+++ GIVEN ENTRIES

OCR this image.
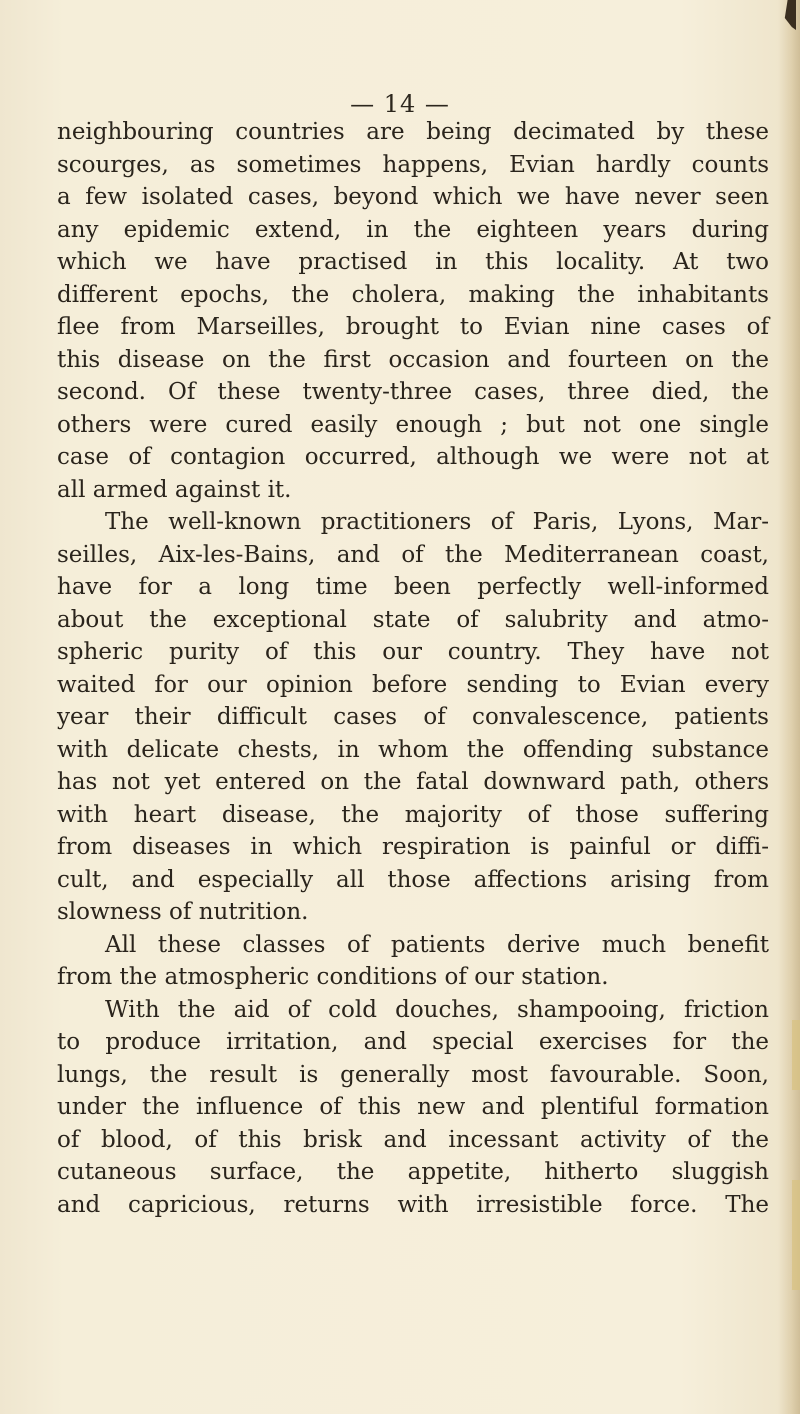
— 14 —
neighbouring countries are being decimated by these
scourges, as sometimes happens, Evian hardly counts
a few isolated cases, beyond which we have never seen
any epidemic extend, in the eighteen years during
which we have practised in this locality. At two
different epochs, the cholera, making the inhabitants
flee from Marseilles, brought to Evian nine cases of
this disease on the first occasion and fourteen on the
second. Of these twenty-three cases, three died, the
others were cured easily enough ; but not one single
case of contagion occurred, although we were not at
all armed against it.
The well-known practitioners of Paris, Lyons, Mar-
seilles, Aix-les-Bains, and of the Mediterranean coast,
have for a long time been perfectly well-informed
about the exceptional state of salubrity and atmo-
spheric purity of this our country. They have not
waited for our opinion before sending to Evian every
year their difficult cases of convalescence, patients
with delicate chests, in whom the offending substance
has not yet entered on the fatal downward path, others
with heart disease, the majority of those suffering
from diseases in which respiration is painful or diffi-
cult, and especially all those affections arising from
slowness of nutrition.
All these classes of patients derive much benefit
from the atmospheric conditions of our station.
With the aid of cold douches, shampooing, friction
to produce irritation, and special exercises for the
lungs, the result is generally most favourable. Soon,
under the influence of this new and plentiful formation
of blood, of this brisk and incessant activity of the
cutaneous surface, the appetite, hitherto sluggish
and capricious, returns with irresistible force. The
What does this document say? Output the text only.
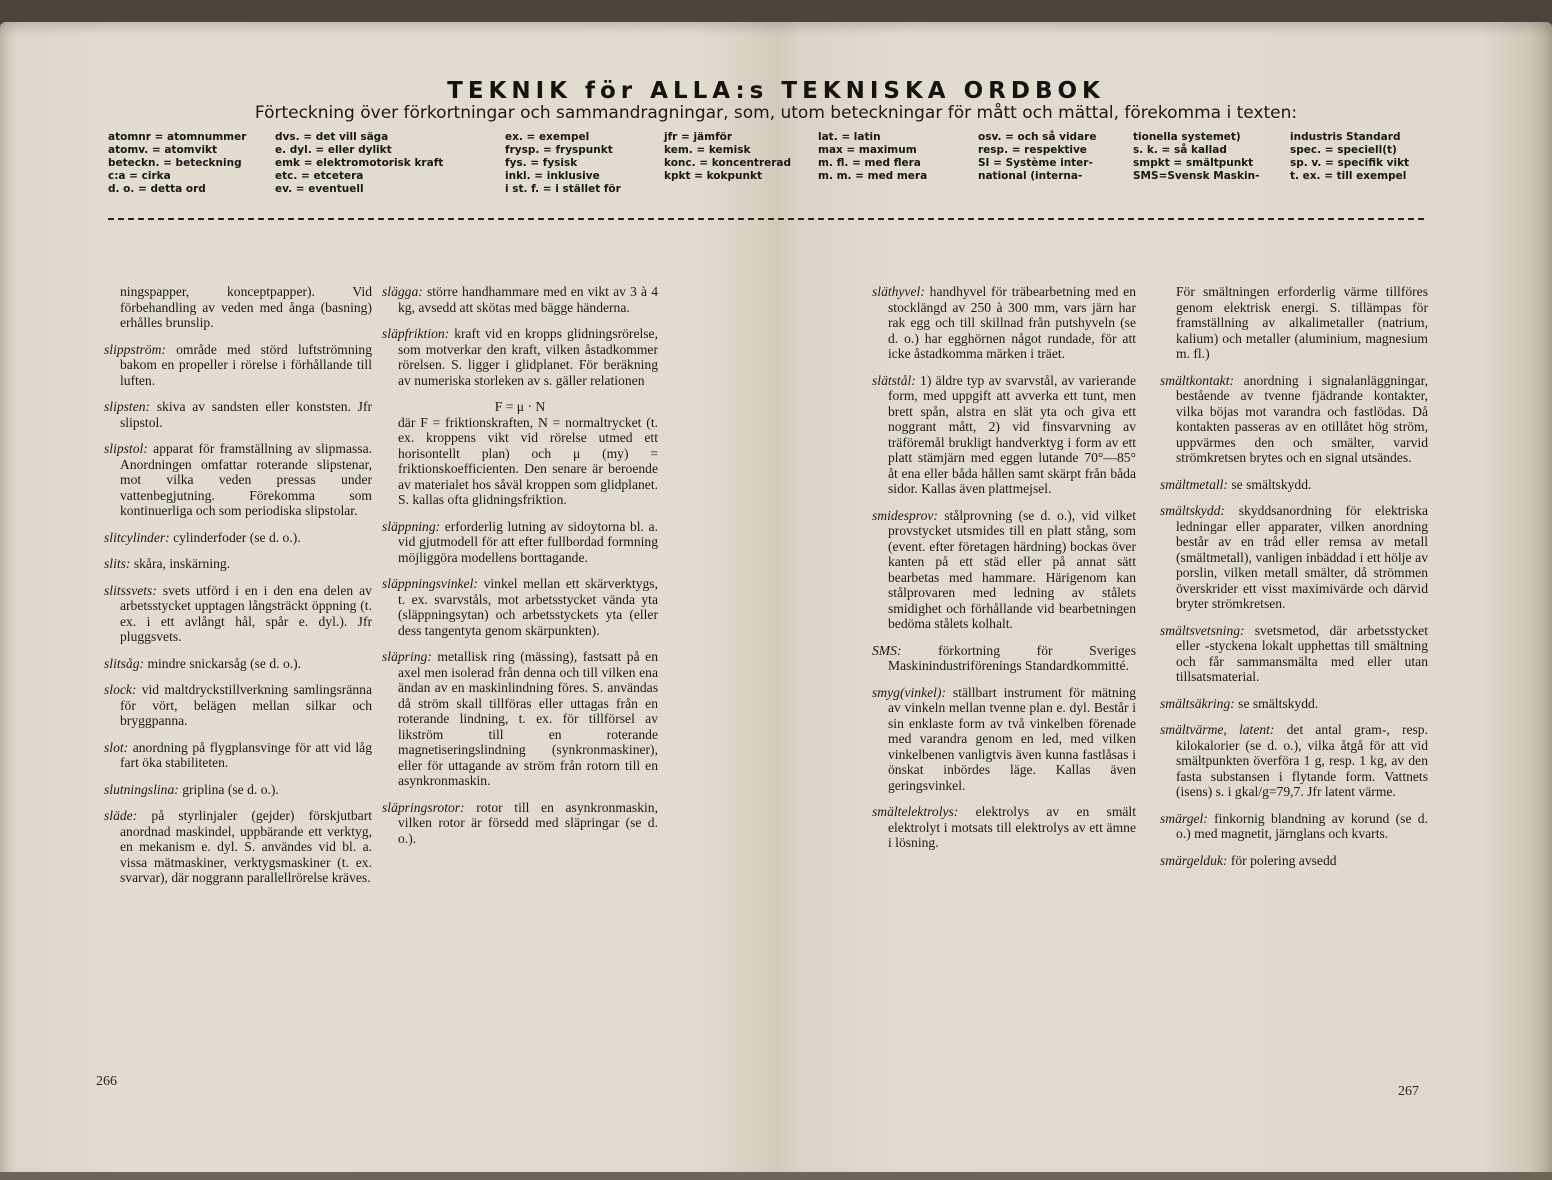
TEKNIK för ALLA:s TEKNISKA ORDBOK
Förteckning över förkortningar och sammandragningar, som, utom beteckningar för mått och mättal, förekomma i texten:
atomnr = atomnummer
atomv. = atomvikt
beteckn. = beteckning
c:a = cirka
d. o. = detta ord
dvs. = det vill säga
e. dyl. = eller dylikt
emk = elektromotorisk kraft
etc. = etcetera
ev. = eventuell
ex. = exempel
frysp. = fryspunkt
fys. = fysisk
inkl. = inklusive
i st. f. = i stället för
jfr = jämför
kem. = kemisk
konc. = koncentrerad
kpkt = kokpunkt
lat. = latin
max = maximum
m. fl. = med flera
m. m. = med mera
osv. = och så vidare
resp. = respektive
SI = Système inter-
national (interna-
tionella systemet)
s. k. = så kallad
smpkt = smältpunkt
SMS=Svensk Maskin-
industris Standard
spec. = speciell(t)
sp. v. = specifik vikt
t. ex. = till exempel

ningspapper, konceptpapper). Vid förbehandling av veden med ånga (basning) erhålles brunslip.

slippström: område med störd luftströmning bakom en propeller i rörelse i förhållande till luften.

slipsten: skiva av sandsten eller konststen. Jfr slipstol.

slipstol: apparat för framställning av slipmassa. Anordningen omfattar roterande slipstenar, mot vilka veden pressas under vattenbegjutning. Förekomma som kontinuerliga och som periodiska slipstolar.

slitcylinder: cylinderfoder (se d. o.).

slits: skåra, inskärning.

slitssvets: svets utförd i en i den ena delen av arbetsstycket upptagen långsträckt öppning (t. ex. i ett avlångt hål, spår e. dyl.). Jfr pluggsvets.

slitsåg: mindre snickarsåg (se d. o.).

slock: vid maltdryckstillverkning samlingsränna för vört, belägen mellan silkar och bryggpanna.

slot: anordning på flygplansvinge för att vid låg fart öka stabiliteten.

slutningslina: griplina (se d. o.).

släde: på styrlinjaler (gejder) förskjutbart anordnad maskindel, uppbärande ett verktyg, en mekanism e. dyl. S. användes vid bl. a. vissa mätmaskiner, verktygsmaskiner (t. ex. svarvar), där noggrann parallellrörelse kräves.

slägga: större handhammare med en vikt av 3 à 4 kg, avsedd att skötas med bägge händerna.

släpfriktion: kraft vid en kropps glidningsrörelse, som motverkar den kraft, vilken åstadkommer rörelsen. S. ligger i glidplanet. För beräkning av numeriska storleken av s. gäller relationen

F = μ · N

där F = friktionskraften, N = normaltrycket (t. ex. kroppens vikt vid rörelse utmed ett horisontellt plan) och μ (my) = friktionskoefficienten. Den senare är beroende av materialet hos såväl kroppen som glidplanet. S. kallas ofta glidningsfriktion.

släppning: erforderlig lutning av sidoytorna bl. a. vid gjutmodell för att efter fullbordad formning möjliggöra modellens borttagande.

släppningsvinkel: vinkel mellan ett skärverktygs, t. ex. svarvståls, mot arbetsstycket vända yta (släppningsytan) och arbetsstyckets yta (eller dess tangentyta genom skärpunkten).

släpring: metallisk ring (mässing), fastsatt på en axel men isolerad från denna och till vilken ena ändan av en maskinlindning föres. S. användas då ström skall tillföras eller uttagas från en roterande lindning, t. ex. för tillförsel av likström till en roterande magnetiseringslindning (synkronmaskiner), eller för uttagande av ström från rotorn till en asynkronmaskin.

släpringsrotor: rotor till en asynkronmaskin, vilken rotor är försedd med släpringar (se d. o.).

släthyvel: handhyvel för träbearbetning med en stocklängd av 250 à 300 mm, vars järn har rak egg och till skillnad från putshyveln (se d. o.) har egghörnen något rundade, för att icke åstadkomma märken i träet.

slätstål: 1) äldre typ av svarvstål, av varierande form, med uppgift att avverka ett tunt, men brett spån, alstra en slät yta och giva ett noggrant mått, 2) vid finsvarvning av träföremål brukligt handverktyg i form av ett platt stämjärn med eggen lutande 70°—85° åt ena eller båda hållen samt skärpt från båda sidor. Kallas även plattmejsel.

smidesprov: stålprovning (se d. o.), vid vilket provstycket utsmides till en platt stång, som (event. efter företagen härdning) bockas över kanten på ett städ eller på annat sätt bearbetas med hammare. Härigenom kan stålprovaren med ledning av stålets smidighet och förhållande vid bearbetningen bedöma stålets kolhalt.

SMS:	förkortning för Sveriges Maskinindustriförenings Standardkommitté.

smyg(vinkel): ställbart instrument för mätning av vinkeln mellan tvenne plan e. dyl. Består i sin enklaste form av två vinkelben förenade med varandra genom en led, med vilken vinkelbenen vanligtvis även kunna fastlåsas i önskat inbördes läge. Kallas även geringsvinkel.

smältelektrolys: elektrolys av en smält elektrolyt i motsats till elektrolys av ett ämne i lösning.

För smältningen erforderlig värme tillföres genom elektrisk energi. S. tillämpas för framställning av alkalimetaller (natrium, kalium) och metaller (aluminium, magnesium m. fl.)

smältkontakt: anordning i signalanläggningar, bestående av tvenne fjädrande kontakter, vilka böjas mot varandra och fastlödas. Då kontakten passeras av en otillåtet hög ström, uppvärmes den och smälter, varvid strömkretsen brytes och en signal utsändes.

smältmetall: se smältskydd.

smältskydd: skyddsanordning för elektriska ledningar eller apparater, vilken anordning består av en tråd eller remsa av metall (smältmetall), vanligen inbäddad i ett hölje av porslin, vilken metall smälter, då strömmen överskrider ett visst maximivärde och därvid bryter strömkretsen.

smältsvetsning: svetsmetod, där arbetsstycket eller -styckena lokalt upphettas till smältning och får sammansmälta med eller utan tillsatsmaterial.

smältsäkring: se smältskydd.

smältvärme, latent: det antal gram-, resp. kilokalorier (se d. o.), vilka åtgå för att vid smältpunkten överföra 1 g, resp. 1 kg, av den fasta substansen i flytande form. Vattnets (isens) s. i gkal/g=79,7. Jfr latent värme.

smärgel: finkornig blandning av korund (se d. o.) med magnetit, järnglans och kvarts.

smärgelduk: för polering avsedd

266
267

++++++

§ **TRY IT**:
Retype the data above exactly, dropping every picture.

§ **EXERCISE ANSWER**:
OCR this image.
— 14 —
neighbouring countries are being decimated by these
scourges, as sometimes happens, Evian hardly counts
a few isolated cases, beyond which we have never seen
any epidemic extend, in the eighteen years during
which we have practised in this locality. At two
different epochs, the cholera, making the inhabitants
flee from Marseilles, brought to Evian nine cases of
this disease on the first occasion and fourteen on the
second. Of these twenty-three cases, three died, the
others were cured easily enough ; but not one single
case of contagion occurred, although we were not at
all armed against it.
The well-known practitioners of Paris, Lyons, Mar-
seilles, Aix-les-Bains, and of the Mediterranean coast,
have for a long time been perfectly well-informed
about the exceptional state of salubrity and atmo-
spheric purity of this our country. They have not
waited for our opinion before sending to Evian every
year their difficult cases of convalescence, patients
with delicate chests, in whom the offending substance
has not yet entered on the fatal downward path, others
with heart disease, the majority of those suffering
from diseases in which respiration is painful or diffi-
cult, and especially all those affections arising from
slowness of nutrition.
All these classes of patients derive much benefit
from the atmospheric conditions of our station.
With the aid of cold douches, shampooing, friction
to produce irritation, and special exercises for the
lungs, the result is generally most favourable. Soon,
under the influence of this new and plentiful formation
of blood, of this brisk and incessant activity of the
cutaneous surface, the appetite, hitherto sluggish
and capricious, returns with irresistible force. The
What does this document say? Output the text only.
TEKNIK för ALLA:s TEKNISKA ORDBOK
Förteckning över förkortningar och sammandragningar, som, utom beteckningar för mått och mättal, förekomma i texten:
atomnr = atomnummer
atomv. = atomvikt
beteckn. = beteckning
c:a = cirka
d. o. = detta ord
dvs. = det vill säga
e. dyl. = eller dylikt
emk = elektromotorisk kraft
etc. = etcetera
ev. = eventuell
ex. = exempel
frysp. = fryspunkt
fys. = fysisk
inkl. = inklusive
i st. f. = i stället för
jfr = jämför
kem. = kemisk
konc. = koncentrerad
kpkt = kokpunkt
lat. = latin
max = maximum
m. fl. = med flera
m. m. = med mera
osv. = och så vidare
resp. = respektive
SI = Système inter-
national (interna-
tionella systemet)
s. k. = så kallad
smpkt = smältpunkt
SMS=Svensk Maskin-
industris Standard
spec. = speciell(t)
sp. v. = specifik vikt
t. ex. = till exempel

ningspapper, konceptpapper). Vid förbehandling av veden med ånga (basning) erhålles brunslip.

slippström: område med störd luftströmning bakom en propeller i rörelse i förhållande till luften.

slipsten: skiva av sandsten eller konststen. Jfr slipstol.

slipstol: apparat för framställning av slipmassa. Anordningen omfattar roterande slipstenar, mot vilka veden pressas under vattenbegjutning. Förekomma som kontinuerliga och som periodiska slipstolar.

slitcylinder: cylinderfoder (se d. o.).

slits: skåra, inskärning.

slitssvets: svets utförd i en i den ena delen av arbetsstycket upptagen långsträckt öppning (t. ex. i ett avlångt hål, spår e. dyl.). Jfr pluggsvets.

slitsåg: mindre snickarsåg (se d. o.).

slock: vid maltdryckstillverkning samlingsränna för vört, belägen mellan silkar och bryggpanna.

slot: anordning på flygplansvinge för att vid låg fart öka stabiliteten.

slutningslina: griplina (se d. o.).

släde: på styrlinjaler (gejder) förskjutbart anordnad maskindel, uppbärande ett verktyg, en mekanism e. dyl. S. användes vid bl. a. vissa mätmaskiner, verktygsmaskiner (t. ex. svarvar), där noggrann parallellrörelse kräves.

slägga: större handhammare med en vikt av 3 à 4 kg, avsedd att skötas med bägge händerna.

släpfriktion: kraft vid en kropps glidningsrörelse, som motverkar den kraft, vilken åstadkommer rörelsen. S. ligger i glidplanet. För beräkning av numeriska storleken av s. gäller relationen

F = μ · N

där F = friktionskraften, N = normaltrycket (t. ex. kroppens vikt vid rörelse utmed ett horisontellt plan) och μ (my) = friktionskoefficienten. Den senare är beroende av materialet hos såväl kroppen som glidplanet. S. kallas ofta glidningsfriktion.

släppning: erforderlig lutning av sidoytorna bl. a. vid gjutmodell för att efter fullbordad formning möjliggöra modellens borttagande.

släppningsvinkel: vinkel mellan ett skärverktygs, t. ex. svarvståls, mot arbetsstycket vända yta (släppningsytan) och arbetsstyckets yta (eller dess tangentyta genom skärpunkten).

släpring: metallisk ring (mässing), fastsatt på en axel men isolerad från denna och till vilken ena ändan av en maskinlindning föres. S. användas då ström skall tillföras eller uttagas från en roterande lindning, t. ex. för tillförsel av likström till en roterande magnetiseringslindning (synkronmaskiner), eller för uttagande av ström från rotorn till en asynkronmaskin.

släpringsrotor: rotor till en asynkronmaskin, vilken rotor är försedd med släpringar (se d. o.).

släthyvel: handhyvel för träbearbetning med en stocklängd av 250 à 300 mm, vars järn har rak egg och till skillnad från putshyveln (se d. o.) har egghörnen något rundade, för att icke åstadkomma märken i träet.

slätstål: 1) äldre typ av svarvstål, av varierande form, med uppgift att avverka ett tunt, men brett spån, alstra en slät yta och giva ett noggrant mått, 2) vid finsvarvning av träföremål brukligt handverktyg i form av ett platt stämjärn med eggen lutande 70°—85° åt ena eller båda hållen samt skärpt från båda sidor. Kallas även plattmejsel.

smidesprov: stålprovning (se d. o.), vid vilket provstycket utsmides till en platt stång, som (event. efter företagen härdning) bockas över kanten på ett städ eller på annat sätt bearbetas med hammare. Härigenom kan stålprovaren med ledning av stålets smidighet och förhållande vid bearbetningen bedöma stålets kolhalt.

SMS:	förkortning för Sveriges Maskinindustriförenings Standardkommitté.

smyg(vinkel): ställbart instrument för mätning av vinkeln mellan tvenne plan e. dyl. Består i sin enklaste form av två vinkelben förenade med varandra genom en led, med vilken vinkelbenen vanligtvis även kunna fastlåsas i önskat inbördes läge. Kallas även geringsvinkel.

smältelektrolys: elektrolys av en smält elektrolyt i motsats till elektrolys av ett ämne i lösning.

För smältningen erforderlig värme tillföres genom elektrisk energi. S. tillämpas för framställning av alkalimetaller (natrium, kalium) och metaller (aluminium, magnesium m. fl.)

smältkontakt: anordning i signalanläggningar, bestående av tvenne fjädrande kontakter, vilka böjas mot varandra och fastlödas. Då kontakten passeras av en otillåtet hög ström, uppvärmes den och smälter, varvid strömkretsen brytes och en signal utsändes.

smältmetall: se smältskydd.

smältskydd: skyddsanordning för elektriska ledningar eller apparater, vilken anordning består av en tråd eller remsa av metall (smältmetall), vanligen inbäddad i ett hölje av porslin, vilken metall smälter, då strömmen överskrider ett visst maximivärde och därvid bryter strömkretsen.

smältsvetsning: svetsmetod, där arbetsstycket eller -styckena lokalt upphettas till smältning och får sammansmälta med eller utan tillsatsmaterial.

smältsäkring: se smältskydd.

smältvärme, latent: det antal gram-, resp. kilokalorier (se d. o.), vilka åtgå för att vid smältpunkten överföra 1 g, resp. 1 kg, av den fasta substansen i flytande form. Vattnets (isens) s. i gkal/g=79,7. Jfr latent värme.

smärgel: finkornig blandning av korund (se d. o.) med magnetit, järnglans och kvarts.

smärgelduk: för polering avsedd

266
267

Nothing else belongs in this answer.